[START OF Material for the task]

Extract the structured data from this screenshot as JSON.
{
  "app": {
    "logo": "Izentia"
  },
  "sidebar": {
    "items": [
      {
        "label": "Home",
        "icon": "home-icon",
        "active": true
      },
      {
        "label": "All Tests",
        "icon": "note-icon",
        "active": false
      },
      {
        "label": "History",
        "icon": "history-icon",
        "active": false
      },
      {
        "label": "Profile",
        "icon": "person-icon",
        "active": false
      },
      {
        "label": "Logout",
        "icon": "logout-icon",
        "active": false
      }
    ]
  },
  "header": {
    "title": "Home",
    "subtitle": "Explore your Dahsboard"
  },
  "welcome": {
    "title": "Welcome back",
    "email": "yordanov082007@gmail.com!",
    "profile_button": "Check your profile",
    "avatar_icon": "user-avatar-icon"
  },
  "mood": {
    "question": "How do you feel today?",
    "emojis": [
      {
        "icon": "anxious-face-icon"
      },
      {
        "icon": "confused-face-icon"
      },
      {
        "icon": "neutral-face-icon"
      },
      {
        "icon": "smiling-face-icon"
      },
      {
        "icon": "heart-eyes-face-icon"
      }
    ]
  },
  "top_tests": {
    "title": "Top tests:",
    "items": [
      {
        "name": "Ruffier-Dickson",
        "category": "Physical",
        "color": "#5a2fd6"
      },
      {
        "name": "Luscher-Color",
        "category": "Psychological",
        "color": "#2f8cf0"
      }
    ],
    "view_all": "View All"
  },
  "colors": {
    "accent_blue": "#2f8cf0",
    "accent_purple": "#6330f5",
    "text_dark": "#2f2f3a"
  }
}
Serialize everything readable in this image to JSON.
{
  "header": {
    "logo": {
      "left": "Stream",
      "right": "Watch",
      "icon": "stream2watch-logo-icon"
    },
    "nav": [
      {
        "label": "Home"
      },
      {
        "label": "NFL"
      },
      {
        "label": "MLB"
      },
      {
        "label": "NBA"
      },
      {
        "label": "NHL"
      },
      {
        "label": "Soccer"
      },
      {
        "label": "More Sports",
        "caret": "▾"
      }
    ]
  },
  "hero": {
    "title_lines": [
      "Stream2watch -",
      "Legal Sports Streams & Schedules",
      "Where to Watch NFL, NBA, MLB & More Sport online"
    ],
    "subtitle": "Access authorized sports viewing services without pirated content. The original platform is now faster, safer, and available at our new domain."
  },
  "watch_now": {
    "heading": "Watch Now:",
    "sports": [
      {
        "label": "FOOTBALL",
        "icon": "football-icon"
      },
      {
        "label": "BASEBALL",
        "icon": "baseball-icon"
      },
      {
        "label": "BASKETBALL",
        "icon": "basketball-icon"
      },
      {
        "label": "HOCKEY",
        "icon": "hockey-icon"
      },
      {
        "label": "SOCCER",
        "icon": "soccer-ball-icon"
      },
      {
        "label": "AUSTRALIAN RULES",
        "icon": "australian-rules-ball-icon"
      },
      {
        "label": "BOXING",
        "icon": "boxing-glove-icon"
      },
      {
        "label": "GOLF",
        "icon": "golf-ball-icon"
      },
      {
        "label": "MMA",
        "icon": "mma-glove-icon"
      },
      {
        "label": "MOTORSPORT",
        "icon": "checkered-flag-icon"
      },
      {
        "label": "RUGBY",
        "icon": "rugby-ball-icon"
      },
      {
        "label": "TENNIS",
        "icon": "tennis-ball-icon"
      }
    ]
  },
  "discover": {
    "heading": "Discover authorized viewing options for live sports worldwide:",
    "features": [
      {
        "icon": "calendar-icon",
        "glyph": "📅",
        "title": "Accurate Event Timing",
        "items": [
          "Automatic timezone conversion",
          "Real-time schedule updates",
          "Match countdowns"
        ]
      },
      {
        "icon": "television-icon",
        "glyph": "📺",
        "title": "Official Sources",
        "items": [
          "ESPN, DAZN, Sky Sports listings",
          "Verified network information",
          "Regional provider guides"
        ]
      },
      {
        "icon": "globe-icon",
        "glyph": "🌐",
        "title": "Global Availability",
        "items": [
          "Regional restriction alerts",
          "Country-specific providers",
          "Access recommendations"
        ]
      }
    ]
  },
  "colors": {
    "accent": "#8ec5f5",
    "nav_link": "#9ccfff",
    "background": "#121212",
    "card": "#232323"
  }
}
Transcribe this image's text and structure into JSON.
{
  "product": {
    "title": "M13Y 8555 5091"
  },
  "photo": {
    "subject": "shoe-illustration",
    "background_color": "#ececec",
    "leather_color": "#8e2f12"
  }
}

[END OF Material for the task]

→ **Exercise instructions**: What is needed here is an exact reproduction of all the entries.

→ **Reply to the task**:
Extract the structured data from this screenshot as JSON.
{
  "app": {
    "logo": "Izentia"
  },
  "sidebar": {
    "items": [
      {
        "label": "Home",
        "icon": "home-icon",
        "active": true
      },
      {
        "label": "All Tests",
        "icon": "note-icon",
        "active": false
      },
      {
        "label": "History",
        "icon": "history-icon",
        "active": false
      },
      {
        "label": "Profile",
        "icon": "person-icon",
        "active": false
      },
      {
        "label": "Logout",
        "icon": "logout-icon",
        "active": false
      }
    ]
  },
  "header": {
    "title": "Home",
    "subtitle": "Explore your Dahsboard"
  },
  "welcome": {
    "title": "Welcome back",
    "email": "yordanov082007@gmail.com!",
    "profile_button": "Check your profile",
    "avatar_icon": "user-avatar-icon"
  },
  "mood": {
    "question": "How do you feel today?",
    "emojis": [
      {
        "icon": "anxious-face-icon"
      },
      {
        "icon": "confused-face-icon"
      },
      {
        "icon": "neutral-face-icon"
      },
      {
        "icon": "smiling-face-icon"
      },
      {
        "icon": "heart-eyes-face-icon"
      }
    ]
  },
  "top_tests": {
    "title": "Top tests:",
    "items": [
      {
        "name": "Ruffier-Dickson",
        "category": "Physical",
        "color": "#5a2fd6"
      },
      {
        "name": "Luscher-Color",
        "category": "Psychological",
        "color": "#2f8cf0"
      }
    ],
    "view_all": "View All"
  },
  "colors": {
    "accent_blue": "#2f8cf0",
    "accent_purple": "#6330f5",
    "text_dark": "#2f2f3a"
  }
}
Serialize everything readable in this image to JSON.
{
  "header": {
    "logo": {
      "left": "Stream",
      "right": "Watch",
      "icon": "stream2watch-logo-icon"
    },
    "nav": [
      {
        "label": "Home"
      },
      {
        "label": "NFL"
      },
      {
        "label": "MLB"
      },
      {
        "label": "NBA"
      },
      {
        "label": "NHL"
      },
      {
        "label": "Soccer"
      },
      {
        "label": "More Sports",
        "caret": "▾"
      }
    ]
  },
  "hero": {
    "title_lines": [
      "Stream2watch -",
      "Legal Sports Streams & Schedules",
      "Where to Watch NFL, NBA, MLB & More Sport online"
    ],
    "subtitle": "Access authorized sports viewing services without pirated content. The original platform is now faster, safer, and available at our new domain."
  },
  "watch_now": {
    "heading": "Watch Now:",
    "sports": [
      {
        "label": "FOOTBALL",
        "icon": "football-icon"
      },
      {
        "label": "BASEBALL",
        "icon": "baseball-icon"
      },
      {
        "label": "BASKETBALL",
        "icon": "basketball-icon"
      },
      {
        "label": "HOCKEY",
        "icon": "hockey-icon"
      },
      {
        "label": "SOCCER",
        "icon": "soccer-ball-icon"
      },
      {
        "label": "AUSTRALIAN RULES",
        "icon": "australian-rules-ball-icon"
      },
      {
        "label": "BOXING",
        "icon": "boxing-glove-icon"
      },
      {
        "label": "GOLF",
        "icon": "golf-ball-icon"
      },
      {
        "label": "MMA",
        "icon": "mma-glove-icon"
      },
      {
        "label": "MOTORSPORT",
        "icon": "checkered-flag-icon"
      },
      {
        "label": "RUGBY",
        "icon": "rugby-ball-icon"
      },
      {
        "label": "TENNIS",
        "icon": "tennis-ball-icon"
      }
    ]
  },
  "discover": {
    "heading": "Discover authorized viewing options for live sports worldwide:",
    "features": [
      {
        "icon": "calendar-icon",
        "glyph": "📅",
        "title": "Accurate Event Timing",
        "items": [
          "Automatic timezone conversion",
          "Real-time schedule updates",
          "Match countdowns"
        ]
      },
      {
        "icon": "television-icon",
        "glyph": "📺",
        "title": "Official Sources",
        "items": [
          "ESPN, DAZN, Sky Sports listings",
          "Verified network information",
          "Regional provider guides"
        ]
      },
      {
        "icon": "globe-icon",
        "glyph": "🌐",
        "title": "Global Availability",
        "items": [
          "Regional restriction alerts",
          "Country-specific providers",
          "Access recommendations"
        ]
      }
    ]
  },
  "colors": {
    "accent": "#8ec5f5",
    "nav_link": "#9ccfff",
    "background": "#121212",
    "card": "#232323"
  }
}
Transcribe this image's text and structure into JSON.
{
  "product": {
    "title": "M13Y 8555 5091"
  },
  "photo": {
    "subject": "shoe-illustration",
    "background_color": "#ececec",
    "leather_color": "#8e2f12"
  }
}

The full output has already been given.